● **Work required**: Reproduce the records word for word, beginning at the line that contains "I need the location" and stopping after the line that contains "product-number: #05 <box>582 70 682 135</box>". Leave the pictures out of your reproduction.

● **Records for this exercise**:
<<<<

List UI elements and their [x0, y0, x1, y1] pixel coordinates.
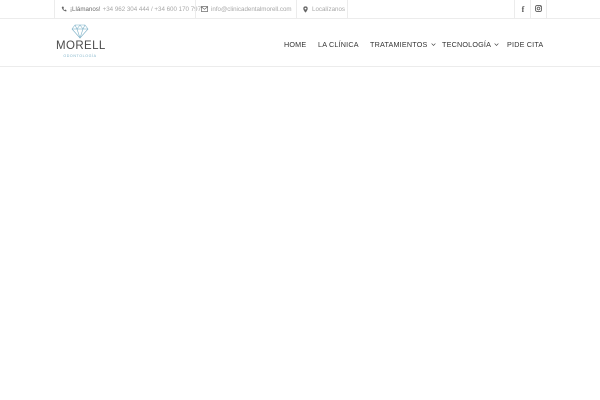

>>>>
<<<<

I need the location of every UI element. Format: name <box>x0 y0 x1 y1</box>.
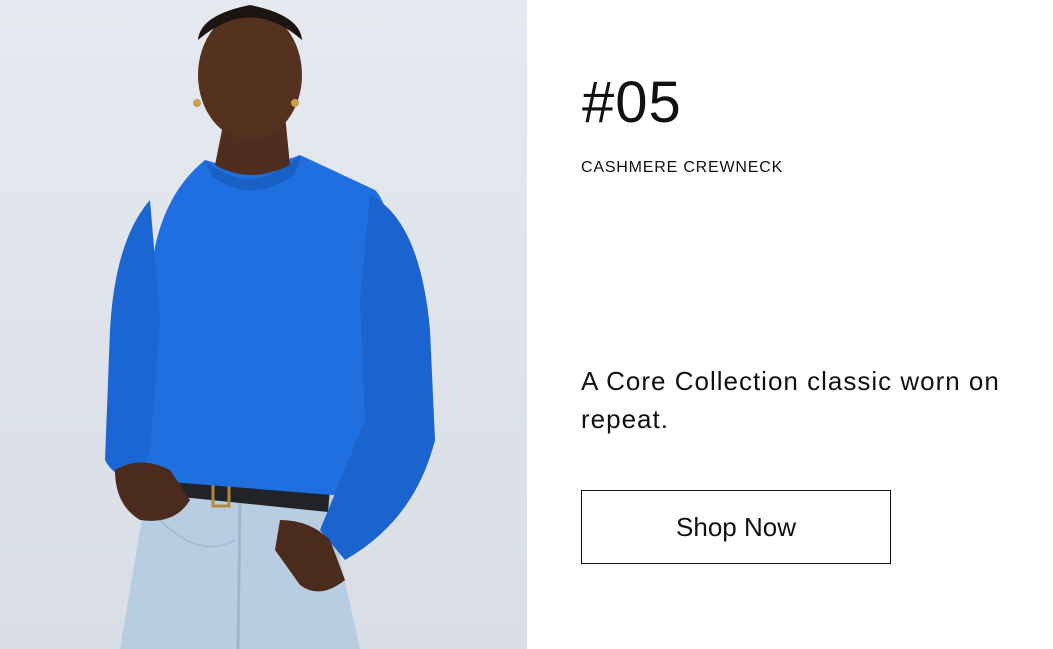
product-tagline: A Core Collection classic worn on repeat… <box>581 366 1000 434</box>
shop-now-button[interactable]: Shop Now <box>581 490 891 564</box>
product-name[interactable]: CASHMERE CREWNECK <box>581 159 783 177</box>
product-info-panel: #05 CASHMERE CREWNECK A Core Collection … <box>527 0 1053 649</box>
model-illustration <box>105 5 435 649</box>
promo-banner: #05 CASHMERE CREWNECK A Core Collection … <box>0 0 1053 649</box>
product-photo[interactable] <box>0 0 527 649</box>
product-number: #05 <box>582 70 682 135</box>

>>>>

● **Answer to this exercise**:
I need the location of every UI element. Format: name <box>x0 y0 x1 y1</box>.
product-tagline: A Core Collection classic worn on repeat… <box>581 366 1000 434</box>
shop-now-button[interactable]: Shop Now <box>581 490 891 564</box>
product-name[interactable]: CASHMERE CREWNECK <box>581 159 783 177</box>
product-info-panel: #05 CASHMERE CREWNECK A Core Collection … <box>527 0 1053 649</box>
model-illustration <box>105 5 435 649</box>
promo-banner: #05 CASHMERE CREWNECK A Core Collection … <box>0 0 1053 649</box>
product-photo[interactable] <box>0 0 527 649</box>
product-number: #05 <box>582 70 682 135</box>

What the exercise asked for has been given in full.